Stored data:
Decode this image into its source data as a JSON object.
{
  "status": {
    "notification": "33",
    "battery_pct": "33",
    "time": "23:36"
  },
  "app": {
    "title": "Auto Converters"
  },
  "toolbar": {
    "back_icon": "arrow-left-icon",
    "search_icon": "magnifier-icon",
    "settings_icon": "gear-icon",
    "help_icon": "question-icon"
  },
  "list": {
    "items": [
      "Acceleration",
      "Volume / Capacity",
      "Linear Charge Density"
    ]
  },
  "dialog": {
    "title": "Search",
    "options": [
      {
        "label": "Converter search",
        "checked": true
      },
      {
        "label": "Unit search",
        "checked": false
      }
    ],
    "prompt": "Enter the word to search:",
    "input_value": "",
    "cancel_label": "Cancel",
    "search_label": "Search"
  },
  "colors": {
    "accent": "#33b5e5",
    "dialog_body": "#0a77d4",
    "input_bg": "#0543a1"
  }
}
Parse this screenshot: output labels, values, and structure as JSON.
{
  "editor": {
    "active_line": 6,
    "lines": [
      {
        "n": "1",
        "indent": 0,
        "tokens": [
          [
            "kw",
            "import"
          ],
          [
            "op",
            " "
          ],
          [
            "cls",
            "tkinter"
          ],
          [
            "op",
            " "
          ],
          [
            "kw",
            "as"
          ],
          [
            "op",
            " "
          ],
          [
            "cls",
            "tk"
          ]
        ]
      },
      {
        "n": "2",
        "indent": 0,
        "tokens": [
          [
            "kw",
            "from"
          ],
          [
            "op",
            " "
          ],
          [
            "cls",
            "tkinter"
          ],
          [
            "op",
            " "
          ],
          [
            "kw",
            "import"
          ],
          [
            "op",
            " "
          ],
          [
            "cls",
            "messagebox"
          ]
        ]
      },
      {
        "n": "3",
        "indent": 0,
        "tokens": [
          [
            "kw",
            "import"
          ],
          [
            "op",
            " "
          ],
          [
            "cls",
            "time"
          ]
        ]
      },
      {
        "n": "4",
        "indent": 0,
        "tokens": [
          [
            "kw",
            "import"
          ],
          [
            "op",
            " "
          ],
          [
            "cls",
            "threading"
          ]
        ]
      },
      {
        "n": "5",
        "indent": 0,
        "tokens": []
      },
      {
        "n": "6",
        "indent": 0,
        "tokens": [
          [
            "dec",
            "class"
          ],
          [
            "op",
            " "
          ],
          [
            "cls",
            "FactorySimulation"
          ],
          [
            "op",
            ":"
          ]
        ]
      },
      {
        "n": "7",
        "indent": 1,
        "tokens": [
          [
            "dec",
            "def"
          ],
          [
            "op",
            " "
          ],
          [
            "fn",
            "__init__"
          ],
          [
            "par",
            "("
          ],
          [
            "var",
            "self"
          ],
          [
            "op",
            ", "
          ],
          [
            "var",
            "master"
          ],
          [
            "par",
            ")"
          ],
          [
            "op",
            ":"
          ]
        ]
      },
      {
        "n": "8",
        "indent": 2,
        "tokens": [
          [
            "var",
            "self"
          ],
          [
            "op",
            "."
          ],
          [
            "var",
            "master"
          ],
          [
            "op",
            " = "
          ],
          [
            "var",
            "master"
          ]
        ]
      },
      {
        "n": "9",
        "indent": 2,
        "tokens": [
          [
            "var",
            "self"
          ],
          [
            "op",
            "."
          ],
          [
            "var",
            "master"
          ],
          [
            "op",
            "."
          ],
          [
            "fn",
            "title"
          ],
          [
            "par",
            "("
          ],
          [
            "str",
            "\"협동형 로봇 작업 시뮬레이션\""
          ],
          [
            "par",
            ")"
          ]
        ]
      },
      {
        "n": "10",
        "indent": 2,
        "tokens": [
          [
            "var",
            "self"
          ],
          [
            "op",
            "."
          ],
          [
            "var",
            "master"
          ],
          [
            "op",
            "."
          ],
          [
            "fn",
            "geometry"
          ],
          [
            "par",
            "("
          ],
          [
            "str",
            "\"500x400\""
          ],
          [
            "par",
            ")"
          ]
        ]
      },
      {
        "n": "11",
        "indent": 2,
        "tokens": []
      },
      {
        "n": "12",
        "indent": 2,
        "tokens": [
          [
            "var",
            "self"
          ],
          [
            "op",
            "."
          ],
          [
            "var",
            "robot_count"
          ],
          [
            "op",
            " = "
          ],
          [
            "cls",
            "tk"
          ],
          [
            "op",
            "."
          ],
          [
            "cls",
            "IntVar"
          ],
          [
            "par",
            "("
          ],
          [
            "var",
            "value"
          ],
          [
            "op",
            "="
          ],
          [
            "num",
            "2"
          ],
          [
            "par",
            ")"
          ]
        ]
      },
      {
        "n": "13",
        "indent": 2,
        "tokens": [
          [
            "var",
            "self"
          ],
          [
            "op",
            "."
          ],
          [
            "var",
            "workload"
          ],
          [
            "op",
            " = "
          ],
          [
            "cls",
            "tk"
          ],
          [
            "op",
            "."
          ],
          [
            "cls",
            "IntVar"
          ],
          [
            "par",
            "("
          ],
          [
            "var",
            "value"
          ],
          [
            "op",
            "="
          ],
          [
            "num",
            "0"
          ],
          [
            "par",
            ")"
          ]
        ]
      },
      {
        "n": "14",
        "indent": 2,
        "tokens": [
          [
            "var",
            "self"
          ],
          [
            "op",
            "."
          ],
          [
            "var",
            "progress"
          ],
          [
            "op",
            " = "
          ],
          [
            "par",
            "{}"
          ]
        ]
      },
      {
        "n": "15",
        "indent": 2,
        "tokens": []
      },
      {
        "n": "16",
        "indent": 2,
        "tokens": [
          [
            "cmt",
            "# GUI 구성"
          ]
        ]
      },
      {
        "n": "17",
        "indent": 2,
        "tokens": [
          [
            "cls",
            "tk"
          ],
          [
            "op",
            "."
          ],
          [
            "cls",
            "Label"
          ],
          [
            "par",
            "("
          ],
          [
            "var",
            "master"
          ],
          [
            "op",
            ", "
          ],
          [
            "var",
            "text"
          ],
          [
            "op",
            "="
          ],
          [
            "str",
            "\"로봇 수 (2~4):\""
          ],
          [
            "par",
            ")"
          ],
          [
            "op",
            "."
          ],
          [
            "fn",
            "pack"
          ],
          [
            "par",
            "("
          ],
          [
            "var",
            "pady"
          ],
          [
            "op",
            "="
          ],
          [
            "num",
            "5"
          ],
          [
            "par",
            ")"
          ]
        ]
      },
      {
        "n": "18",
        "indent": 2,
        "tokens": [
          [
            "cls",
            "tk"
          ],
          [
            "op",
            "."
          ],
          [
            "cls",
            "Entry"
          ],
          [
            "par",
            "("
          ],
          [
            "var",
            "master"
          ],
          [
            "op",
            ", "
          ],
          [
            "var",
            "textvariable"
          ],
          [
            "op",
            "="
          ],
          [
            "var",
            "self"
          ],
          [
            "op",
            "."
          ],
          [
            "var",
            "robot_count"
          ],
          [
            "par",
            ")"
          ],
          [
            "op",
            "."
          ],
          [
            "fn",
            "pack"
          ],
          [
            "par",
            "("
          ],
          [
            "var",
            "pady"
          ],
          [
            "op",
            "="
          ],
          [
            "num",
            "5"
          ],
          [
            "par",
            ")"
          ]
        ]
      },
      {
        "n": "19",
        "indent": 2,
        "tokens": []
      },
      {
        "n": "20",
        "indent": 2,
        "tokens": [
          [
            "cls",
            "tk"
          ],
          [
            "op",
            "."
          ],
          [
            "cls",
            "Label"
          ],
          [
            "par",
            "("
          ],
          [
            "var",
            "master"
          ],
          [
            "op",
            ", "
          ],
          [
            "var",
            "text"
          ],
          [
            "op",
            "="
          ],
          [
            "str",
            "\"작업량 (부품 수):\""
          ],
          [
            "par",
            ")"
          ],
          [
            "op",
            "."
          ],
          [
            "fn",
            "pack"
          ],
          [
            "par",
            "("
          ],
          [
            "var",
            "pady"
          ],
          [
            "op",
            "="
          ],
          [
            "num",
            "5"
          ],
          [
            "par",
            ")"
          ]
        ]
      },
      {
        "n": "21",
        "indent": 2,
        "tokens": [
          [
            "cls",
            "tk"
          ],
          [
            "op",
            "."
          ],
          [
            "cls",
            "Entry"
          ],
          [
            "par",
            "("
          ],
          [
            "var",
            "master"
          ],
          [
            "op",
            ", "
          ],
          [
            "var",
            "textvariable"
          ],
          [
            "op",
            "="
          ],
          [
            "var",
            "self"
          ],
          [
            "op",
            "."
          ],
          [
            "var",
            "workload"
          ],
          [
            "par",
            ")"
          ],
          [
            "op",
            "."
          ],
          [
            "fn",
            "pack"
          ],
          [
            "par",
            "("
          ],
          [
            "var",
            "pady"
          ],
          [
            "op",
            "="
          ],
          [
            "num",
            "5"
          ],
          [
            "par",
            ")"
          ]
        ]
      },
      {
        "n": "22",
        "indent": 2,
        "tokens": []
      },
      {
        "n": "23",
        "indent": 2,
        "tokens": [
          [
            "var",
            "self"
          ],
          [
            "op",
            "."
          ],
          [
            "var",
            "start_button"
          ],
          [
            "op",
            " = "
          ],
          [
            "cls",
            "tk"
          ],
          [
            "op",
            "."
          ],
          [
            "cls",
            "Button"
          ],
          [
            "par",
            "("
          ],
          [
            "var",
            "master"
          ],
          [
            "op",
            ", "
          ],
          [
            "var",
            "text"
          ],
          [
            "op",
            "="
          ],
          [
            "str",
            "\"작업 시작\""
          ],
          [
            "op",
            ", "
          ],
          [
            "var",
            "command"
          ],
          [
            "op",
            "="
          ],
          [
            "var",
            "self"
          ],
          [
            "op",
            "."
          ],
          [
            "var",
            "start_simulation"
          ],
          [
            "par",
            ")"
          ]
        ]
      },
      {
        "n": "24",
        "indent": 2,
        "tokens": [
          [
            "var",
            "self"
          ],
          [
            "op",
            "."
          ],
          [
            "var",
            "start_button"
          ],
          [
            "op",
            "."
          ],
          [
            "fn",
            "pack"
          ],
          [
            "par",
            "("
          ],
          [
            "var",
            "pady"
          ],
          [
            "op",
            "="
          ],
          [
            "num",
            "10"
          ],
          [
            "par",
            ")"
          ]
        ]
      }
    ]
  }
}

- [Directions for this task]: Pull out every line of the entries that includes the word "title".

- [Solution to this problem]:
    "title": "Auto Converters"
    "title": "Search",
            "title"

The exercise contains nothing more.